LISTING:
━━━

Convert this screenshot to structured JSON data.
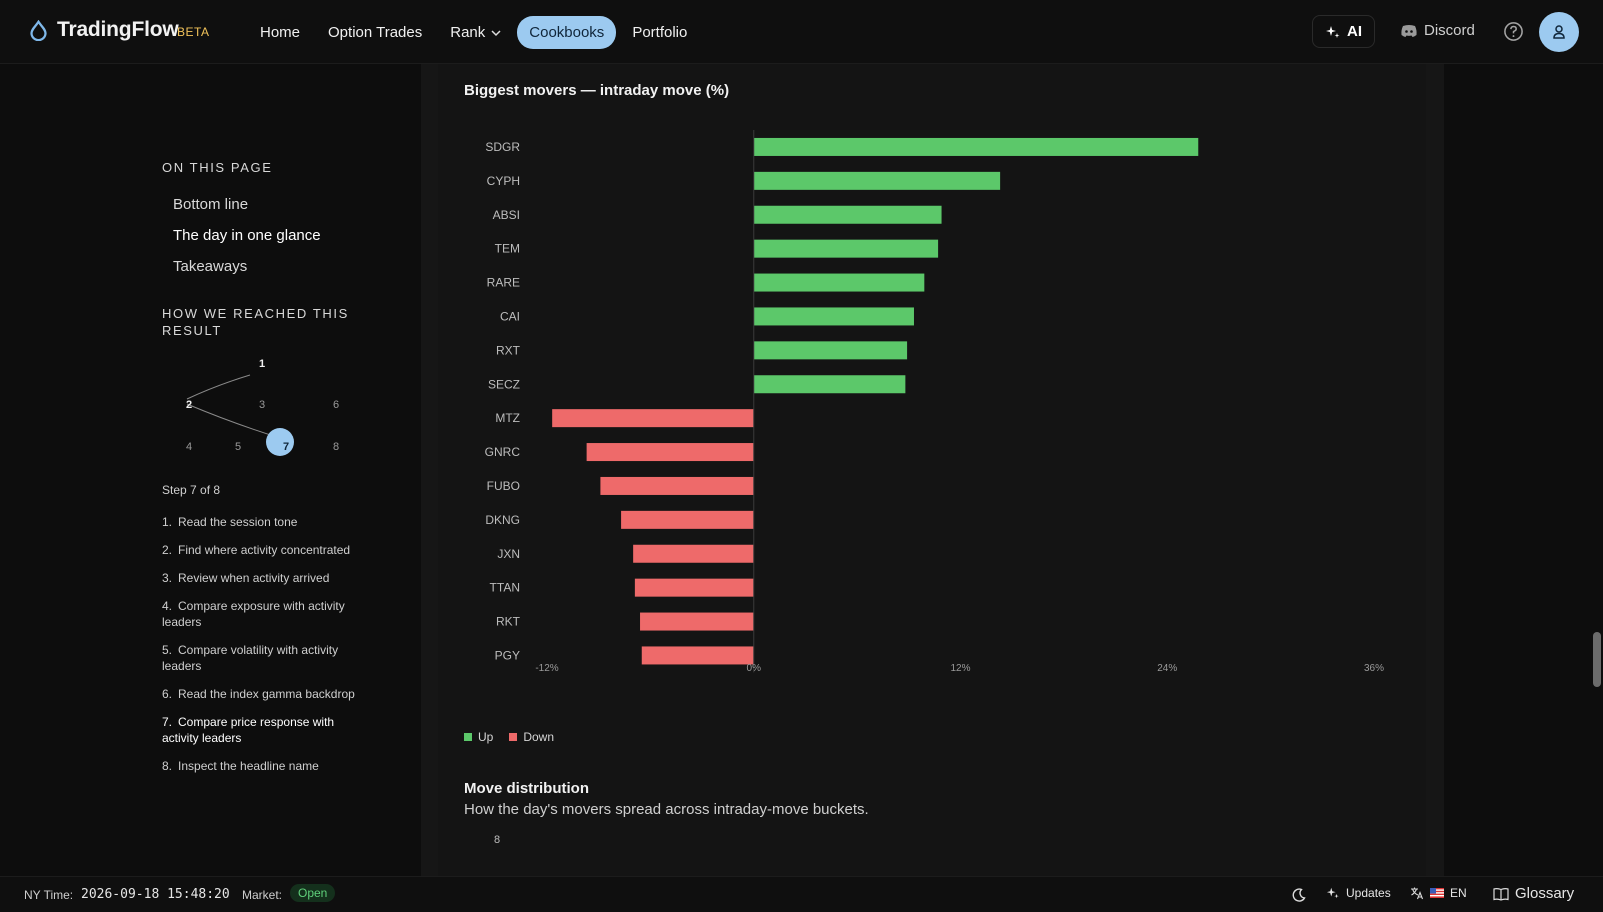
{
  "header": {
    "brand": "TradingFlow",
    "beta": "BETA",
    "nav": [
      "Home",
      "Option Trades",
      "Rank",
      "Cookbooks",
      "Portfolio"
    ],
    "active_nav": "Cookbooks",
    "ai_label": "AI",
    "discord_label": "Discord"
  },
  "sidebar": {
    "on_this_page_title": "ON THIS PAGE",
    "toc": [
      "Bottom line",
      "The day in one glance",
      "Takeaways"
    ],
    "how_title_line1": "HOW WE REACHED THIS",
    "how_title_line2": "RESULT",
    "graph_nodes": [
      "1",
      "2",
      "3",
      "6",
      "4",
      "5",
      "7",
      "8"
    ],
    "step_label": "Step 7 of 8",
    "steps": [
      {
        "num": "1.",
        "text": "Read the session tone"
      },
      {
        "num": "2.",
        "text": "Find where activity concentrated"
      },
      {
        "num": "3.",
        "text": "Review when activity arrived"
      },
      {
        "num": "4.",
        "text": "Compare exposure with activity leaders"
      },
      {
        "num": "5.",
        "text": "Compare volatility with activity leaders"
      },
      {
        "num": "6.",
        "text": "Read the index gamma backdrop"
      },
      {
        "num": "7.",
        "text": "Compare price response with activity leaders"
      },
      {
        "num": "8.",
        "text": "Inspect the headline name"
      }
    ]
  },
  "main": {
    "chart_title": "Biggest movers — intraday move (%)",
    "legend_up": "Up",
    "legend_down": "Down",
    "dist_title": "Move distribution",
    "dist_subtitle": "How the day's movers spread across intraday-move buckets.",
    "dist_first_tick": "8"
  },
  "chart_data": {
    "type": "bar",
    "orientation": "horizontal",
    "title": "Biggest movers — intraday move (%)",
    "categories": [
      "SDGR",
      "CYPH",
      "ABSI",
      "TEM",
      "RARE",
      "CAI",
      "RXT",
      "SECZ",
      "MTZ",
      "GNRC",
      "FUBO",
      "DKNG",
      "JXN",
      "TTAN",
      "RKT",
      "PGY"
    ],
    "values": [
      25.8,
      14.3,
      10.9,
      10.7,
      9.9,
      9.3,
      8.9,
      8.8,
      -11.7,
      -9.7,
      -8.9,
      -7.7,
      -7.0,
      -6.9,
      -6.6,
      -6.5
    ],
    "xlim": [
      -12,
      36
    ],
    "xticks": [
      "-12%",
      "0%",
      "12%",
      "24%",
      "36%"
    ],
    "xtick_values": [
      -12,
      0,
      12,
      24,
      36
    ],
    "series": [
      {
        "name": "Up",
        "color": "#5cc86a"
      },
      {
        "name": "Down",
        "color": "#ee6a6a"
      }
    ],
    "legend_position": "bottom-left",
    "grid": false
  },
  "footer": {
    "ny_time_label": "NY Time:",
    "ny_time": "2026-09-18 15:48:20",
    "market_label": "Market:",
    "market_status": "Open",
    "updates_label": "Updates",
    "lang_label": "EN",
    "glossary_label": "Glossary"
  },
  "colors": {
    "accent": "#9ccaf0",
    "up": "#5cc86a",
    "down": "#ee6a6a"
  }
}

━━━

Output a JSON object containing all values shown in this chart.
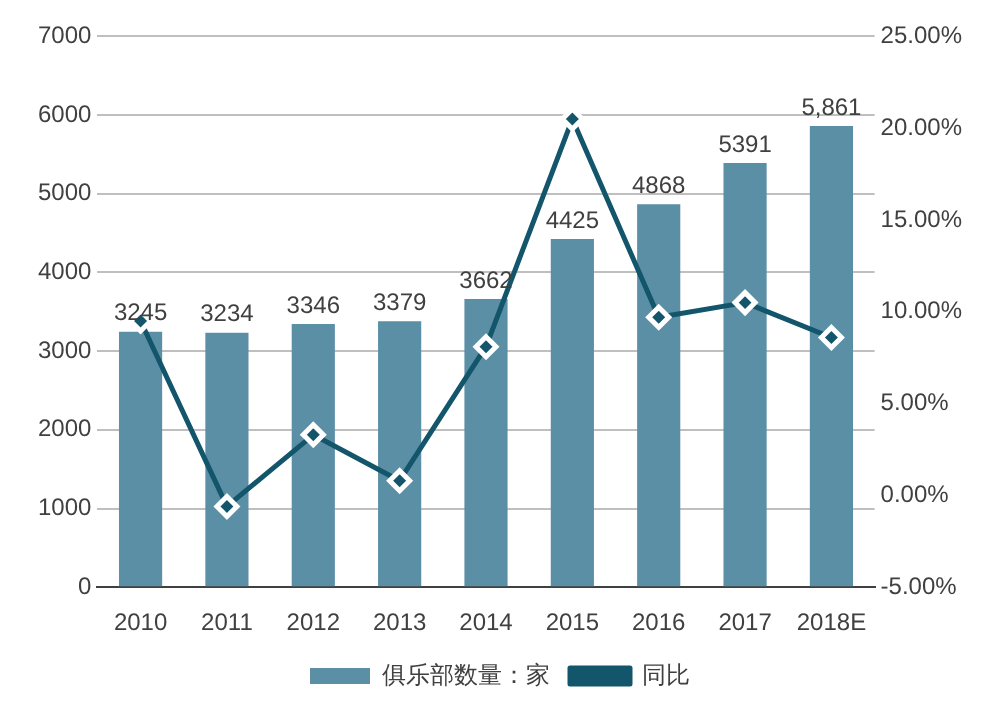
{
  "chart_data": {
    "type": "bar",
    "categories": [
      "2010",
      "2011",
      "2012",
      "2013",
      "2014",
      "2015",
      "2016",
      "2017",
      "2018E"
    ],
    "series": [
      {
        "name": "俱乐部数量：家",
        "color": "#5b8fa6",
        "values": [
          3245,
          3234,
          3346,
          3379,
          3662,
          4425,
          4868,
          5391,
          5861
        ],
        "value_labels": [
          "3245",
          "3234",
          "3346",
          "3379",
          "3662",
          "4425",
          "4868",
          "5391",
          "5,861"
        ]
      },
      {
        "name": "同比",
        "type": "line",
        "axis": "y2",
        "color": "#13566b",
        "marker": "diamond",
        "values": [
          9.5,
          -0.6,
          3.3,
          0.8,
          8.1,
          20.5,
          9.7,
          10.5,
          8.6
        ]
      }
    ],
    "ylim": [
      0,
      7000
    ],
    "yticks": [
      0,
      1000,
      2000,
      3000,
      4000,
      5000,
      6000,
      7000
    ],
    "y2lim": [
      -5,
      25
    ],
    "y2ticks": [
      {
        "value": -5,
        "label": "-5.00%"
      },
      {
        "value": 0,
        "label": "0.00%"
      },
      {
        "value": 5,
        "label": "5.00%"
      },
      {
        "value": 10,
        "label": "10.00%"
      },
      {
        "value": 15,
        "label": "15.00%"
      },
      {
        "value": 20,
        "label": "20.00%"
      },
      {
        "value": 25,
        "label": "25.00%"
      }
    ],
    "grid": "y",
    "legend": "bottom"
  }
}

━━━

WRITTEN PROBLEM: State how many lines of the listing above hold the word "Compare", with nothing but the number.

RESULT FOR THIS TASK: 3